Can you restate the records below word for word?

· · · · ·

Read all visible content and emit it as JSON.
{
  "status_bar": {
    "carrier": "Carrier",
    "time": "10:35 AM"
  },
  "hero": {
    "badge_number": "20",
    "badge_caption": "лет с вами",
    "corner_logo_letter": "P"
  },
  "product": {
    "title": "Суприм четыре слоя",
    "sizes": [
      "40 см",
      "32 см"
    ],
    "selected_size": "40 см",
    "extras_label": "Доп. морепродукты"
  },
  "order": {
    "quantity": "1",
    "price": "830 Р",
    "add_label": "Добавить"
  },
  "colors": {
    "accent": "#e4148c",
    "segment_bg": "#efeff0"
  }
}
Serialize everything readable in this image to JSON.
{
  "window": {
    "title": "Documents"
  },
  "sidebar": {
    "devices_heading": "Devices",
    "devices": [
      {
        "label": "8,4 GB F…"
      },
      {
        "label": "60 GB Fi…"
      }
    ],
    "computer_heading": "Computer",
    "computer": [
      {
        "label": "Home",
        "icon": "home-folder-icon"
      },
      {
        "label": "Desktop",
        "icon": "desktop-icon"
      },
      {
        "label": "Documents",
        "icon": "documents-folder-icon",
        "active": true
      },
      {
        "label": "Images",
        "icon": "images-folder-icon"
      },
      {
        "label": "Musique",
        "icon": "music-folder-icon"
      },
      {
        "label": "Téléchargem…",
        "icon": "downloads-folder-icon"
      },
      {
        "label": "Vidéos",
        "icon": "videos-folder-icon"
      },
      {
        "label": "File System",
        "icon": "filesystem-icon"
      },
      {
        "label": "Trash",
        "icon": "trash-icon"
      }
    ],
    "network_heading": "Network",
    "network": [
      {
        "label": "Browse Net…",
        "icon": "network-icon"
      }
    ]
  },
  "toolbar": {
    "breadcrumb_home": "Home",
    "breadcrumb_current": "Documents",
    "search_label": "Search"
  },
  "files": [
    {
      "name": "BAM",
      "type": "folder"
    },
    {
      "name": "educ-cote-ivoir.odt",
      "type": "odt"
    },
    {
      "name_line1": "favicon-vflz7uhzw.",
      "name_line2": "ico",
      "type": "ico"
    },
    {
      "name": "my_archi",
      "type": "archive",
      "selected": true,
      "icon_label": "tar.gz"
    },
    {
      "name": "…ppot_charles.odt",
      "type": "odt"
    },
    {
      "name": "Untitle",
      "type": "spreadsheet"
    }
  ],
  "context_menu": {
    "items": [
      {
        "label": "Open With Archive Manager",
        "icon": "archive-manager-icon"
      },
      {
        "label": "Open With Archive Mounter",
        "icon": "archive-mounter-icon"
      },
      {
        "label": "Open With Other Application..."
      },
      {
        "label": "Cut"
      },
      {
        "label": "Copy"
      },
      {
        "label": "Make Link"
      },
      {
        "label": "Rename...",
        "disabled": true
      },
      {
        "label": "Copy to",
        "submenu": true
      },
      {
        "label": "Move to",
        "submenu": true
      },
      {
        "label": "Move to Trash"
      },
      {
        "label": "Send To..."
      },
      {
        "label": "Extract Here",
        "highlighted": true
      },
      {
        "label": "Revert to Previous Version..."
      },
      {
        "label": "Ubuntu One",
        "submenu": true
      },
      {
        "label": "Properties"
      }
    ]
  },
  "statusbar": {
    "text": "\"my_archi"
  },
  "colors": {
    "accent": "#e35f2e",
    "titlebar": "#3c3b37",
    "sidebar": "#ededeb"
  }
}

· · · · ·

The completed task:
Read all visible content and emit it as JSON.
{
  "status_bar": {
    "carrier": "Carrier",
    "time": "10:35 AM"
  },
  "hero": {
    "badge_number": "20",
    "badge_caption": "лет с вами",
    "corner_logo_letter": "P"
  },
  "product": {
    "title": "Суприм четыре слоя",
    "sizes": [
      "40 см",
      "32 см"
    ],
    "selected_size": "40 см",
    "extras_label": "Доп. морепродукты"
  },
  "order": {
    "quantity": "1",
    "price": "830 Р",
    "add_label": "Добавить"
  },
  "colors": {
    "accent": "#e4148c",
    "segment_bg": "#efeff0"
  }
}
Serialize everything readable in this image to JSON.
{
  "window": {
    "title": "Documents"
  },
  "sidebar": {
    "devices_heading": "Devices",
    "devices": [
      {
        "label": "8,4 GB F…"
      },
      {
        "label": "60 GB Fi…"
      }
    ],
    "computer_heading": "Computer",
    "computer": [
      {
        "label": "Home",
        "icon": "home-folder-icon"
      },
      {
        "label": "Desktop",
        "icon": "desktop-icon"
      },
      {
        "label": "Documents",
        "icon": "documents-folder-icon",
        "active": true
      },
      {
        "label": "Images",
        "icon": "images-folder-icon"
      },
      {
        "label": "Musique",
        "icon": "music-folder-icon"
      },
      {
        "label": "Téléchargem…",
        "icon": "downloads-folder-icon"
      },
      {
        "label": "Vidéos",
        "icon": "videos-folder-icon"
      },
      {
        "label": "File System",
        "icon": "filesystem-icon"
      },
      {
        "label": "Trash",
        "icon": "trash-icon"
      }
    ],
    "network_heading": "Network",
    "network": [
      {
        "label": "Browse Net…",
        "icon": "network-icon"
      }
    ]
  },
  "toolbar": {
    "breadcrumb_home": "Home",
    "breadcrumb_current": "Documents",
    "search_label": "Search"
  },
  "files": [
    {
      "name": "BAM",
      "type": "folder"
    },
    {
      "name": "educ-cote-ivoir.odt",
      "type": "odt"
    },
    {
      "name_line1": "favicon-vflz7uhzw.",
      "name_line2": "ico",
      "type": "ico"
    },
    {
      "name": "my_archi",
      "type": "archive",
      "selected": true,
      "icon_label": "tar.gz"
    },
    {
      "name": "…ppot_charles.odt",
      "type": "odt"
    },
    {
      "name": "Untitle",
      "type": "spreadsheet"
    }
  ],
  "context_menu": {
    "items": [
      {
        "label": "Open With Archive Manager",
        "icon": "archive-manager-icon"
      },
      {
        "label": "Open With Archive Mounter",
        "icon": "archive-mounter-icon"
      },
      {
        "label": "Open With Other Application..."
      },
      {
        "label": "Cut"
      },
      {
        "label": "Copy"
      },
      {
        "label": "Make Link"
      },
      {
        "label": "Rename...",
        "disabled": true
      },
      {
        "label": "Copy to",
        "submenu": true
      },
      {
        "label": "Move to",
        "submenu": true
      },
      {
        "label": "Move to Trash"
      },
      {
        "label": "Send To..."
      },
      {
        "label": "Extract Here",
        "highlighted": true
      },
      {
        "label": "Revert to Previous Version..."
      },
      {
        "label": "Ubuntu One",
        "submenu": true
      },
      {
        "label": "Properties"
      }
    ]
  },
  "statusbar": {
    "text": "\"my_archi"
  },
  "colors": {
    "accent": "#e35f2e",
    "titlebar": "#3c3b37",
    "sidebar": "#ededeb"
  }
}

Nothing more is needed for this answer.